+++ Records +++
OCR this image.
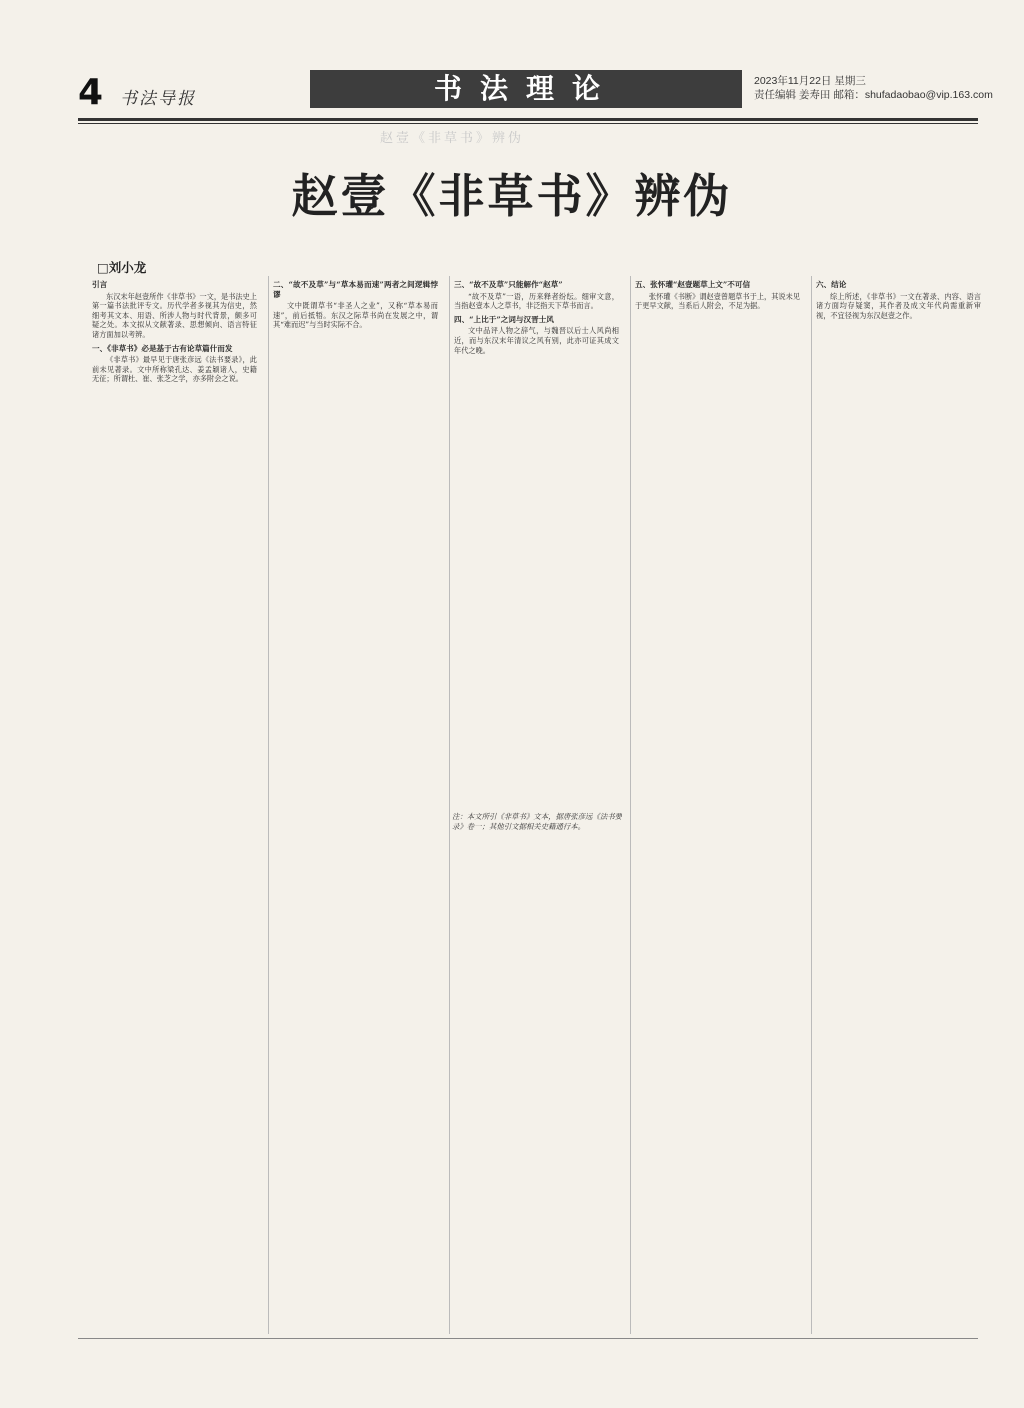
4 书法导报	书法理论	2023年11月22日 星期三
责任编辑 姜寿田 邮箱：shufadaobao@vip.163.com
赵壹《非草书》辨伪
赵壹《非草书》辨伪
□刘小龙

引言

东汉末年赵壹所作《非草书》一文，是书法史上第一篇书法批评专文。历代学者多视其为信史，然细考其文本、用语、所涉人物与时代背景，颇多可疑之处。本文拟从文献著录、思想倾向、语言特征诸方面加以考辨。

一、《非草书》必是基于古有论草篇什而发

《非草书》最早见于唐张彦远《法书要录》，此前未见著录。文中所称梁孔达、姜孟颖诸人，史籍无征；所谓杜、崔、张芝之学，亦多附会之说。

二、“故不及草”与“草本易而速”两者之间逻辑悖谬

文中既谓草书“非圣人之业”，又称“草本易而速”，前后抵牾。东汉之际草书尚在发展之中，谓其“难而迟”与当时实际不合。

三、“故不及草”只能解作“赵草”

“故不及草”一语，历来释者纷纭。细审文意，当指赵壹本人之草书，非泛指天下草书而言。

四、“上比于”之词与汉晋士风

文中品评人物之辞气，与魏晋以后士人风尚相近，而与东汉末年清议之风有别，此亦可证其成文年代之晚。

五、张怀瓘“赵壹题草上文”不可信

张怀瓘《书断》谓赵壹曾题草书于上，其说未见于更早文献，当系后人附会，不足为据。

六、结论

综上所述，《非草书》一文在著录、内容、语言诸方面均存疑窦，其作者及成文年代尚需重新审视，不宜径视为东汉赵壹之作。

注：本文所引《非草书》文本，据唐张彦远《法书要录》卷一；其他引文据相关史籍通行本。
+++
Transcribe all the records above word for word, without their images.

OCR this image.
4 书法导报	书法理论	2023年11月22日 星期三
责任编辑 姜寿田 邮箱：shufadaobao@vip.163.com
赵壹《非草书》辨伪
赵壹《非草书》辨伪
□刘小龙

引言

东汉末年赵壹所作《非草书》一文，是书法史上第一篇书法批评专文。历代学者多视其为信史，然细考其文本、用语、所涉人物与时代背景，颇多可疑之处。本文拟从文献著录、思想倾向、语言特征诸方面加以考辨。

一、《非草书》必是基于古有论草篇什而发

《非草书》最早见于唐张彦远《法书要录》，此前未见著录。文中所称梁孔达、姜孟颖诸人，史籍无征；所谓杜、崔、张芝之学，亦多附会之说。

二、“故不及草”与“草本易而速”两者之间逻辑悖谬

文中既谓草书“非圣人之业”，又称“草本易而速”，前后抵牾。东汉之际草书尚在发展之中，谓其“难而迟”与当时实际不合。

三、“故不及草”只能解作“赵草”

“故不及草”一语，历来释者纷纭。细审文意，当指赵壹本人之草书，非泛指天下草书而言。

四、“上比于”之词与汉晋士风

文中品评人物之辞气，与魏晋以后士人风尚相近，而与东汉末年清议之风有别，此亦可证其成文年代之晚。

五、张怀瓘“赵壹题草上文”不可信

张怀瓘《书断》谓赵壹曾题草书于上，其说未见于更早文献，当系后人附会，不足为据。

六、结论

综上所述，《非草书》一文在著录、内容、语言诸方面均存疑窦，其作者及成文年代尚需重新审视，不宜径视为东汉赵壹之作。

注：本文所引《非草书》文本，据唐张彦远《法书要录》卷一；其他引文据相关史籍通行本。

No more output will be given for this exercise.